** Página **
'''
Uno de los titulares más manidos de la última década ha sido el ineluctable desplazamiento del centro de gravedad de la economía hacia los países del continente asiático. Su rápido crecimiento y, sobre todo, su enorme importancia demográfica a nivel global bien justifican este interés e insistencia. El eje Atlántico, por el contrario, ha ido perdiendo centralidad en un escenario global más fragmentado, multimodal y diverso.
Subrayo lo de diverso que a veces queda injustamente en un segundo plano al referirnos al escenario global. En efecto, globalidad y diversidad son dos conceptos que no son antagónicos, y que permiten una compresión de los fenómenos globales de manera integral, teniendo en cuenta la complejidad creciente que los caracteriza.
El continente asiático es tan complejo como inmenso. Es la región que mayor proporción de población concentra del planeta, el continente más joven (después de África) y donde en los últimos años se concentra la mayor parte del crecimiento y progreso global. Su principal característica, al margen de las dimensiones, es su gran heterogeneidad.
En Europa, las diferencias se dan, principalmente, en el plano identitario (nacional). Sin embargo, a nivel de valores y principios existe un tronco histórico común que, aunque con idas y venidas, ha permitido consolidar instituciones políticas comunes e intereses compartidos. En Asia pacífico coexisten diferentes países que, por sí solos, constituyen civilizaciones en un continente en donde se relacionan de manera muy estrecha naciones con regímenes y cosmovisiones del mundo muy distintas.
Basta con pensar en Japón y China, India y China, o el caso paradigmático de las dos Coreas. Pese a los importantísimos lazos económicos que se han consolidado entre los diferentes países de la región, y cuyo polo de influencia más relevante -con mucha diferencia- es China, lo cierto es que en el plano político las diferencias persisten, son intensas y, además, una fuente constante de conflictos y disputas de mayor o menor intensidad.
'''
** Datos de partida **
'''
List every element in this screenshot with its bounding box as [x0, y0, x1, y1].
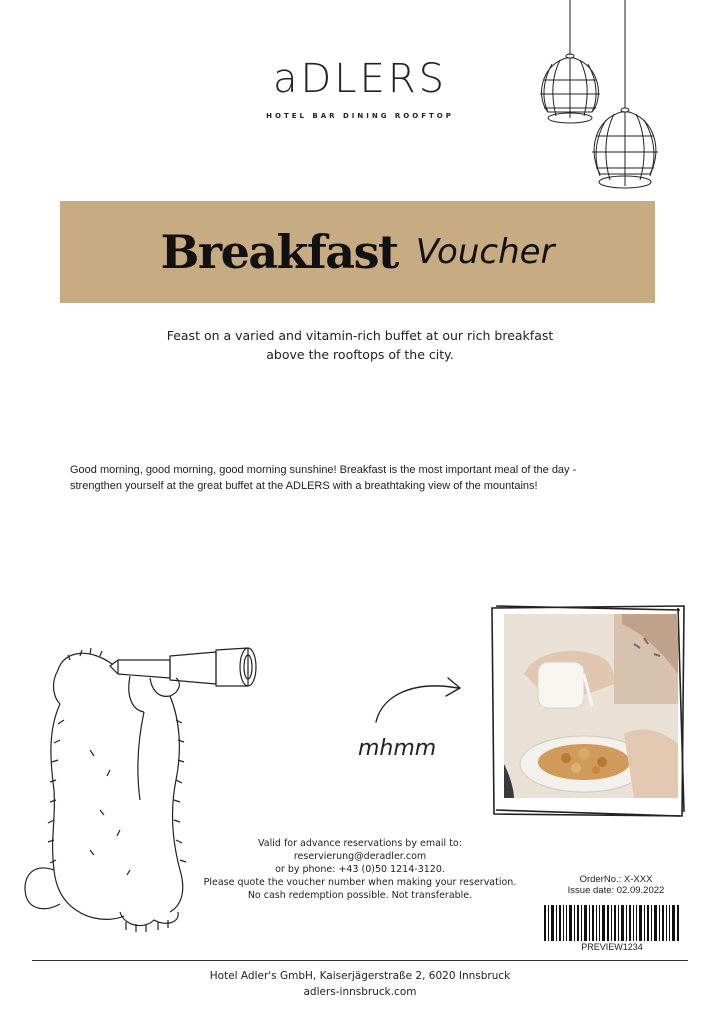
'''
** Problemas por resolver **
1 - Según el texto sobre Asia, ¿cuál es la principal característica del continente asiático al margen de sus dimensiones?
2 - Indique si cada una de las siguientes afirmaciones concuerda con el texto sobre Asia, citando las palabras que lo determinan: (a) Asia es el continente más joven del planeta, por delante incluso de África. (b) En Europa, las diferencias se dan principalmente en el plano identitario. (c) El polo de influencia más relevante de la región es la India.
El material no desempeña papel alguno en este ejercicio.

** Soluciones completas **
1 - Su gran heterogeneidad.

2 -
(a) No: «el continente más joven (después de África)».
(b) Sí: «En Europa, las diferencias se dan, principalmente, en el plano identitario (nacional)».
(c) No: «cuyo polo de influencia más relevante -con mucha diferencia- es China».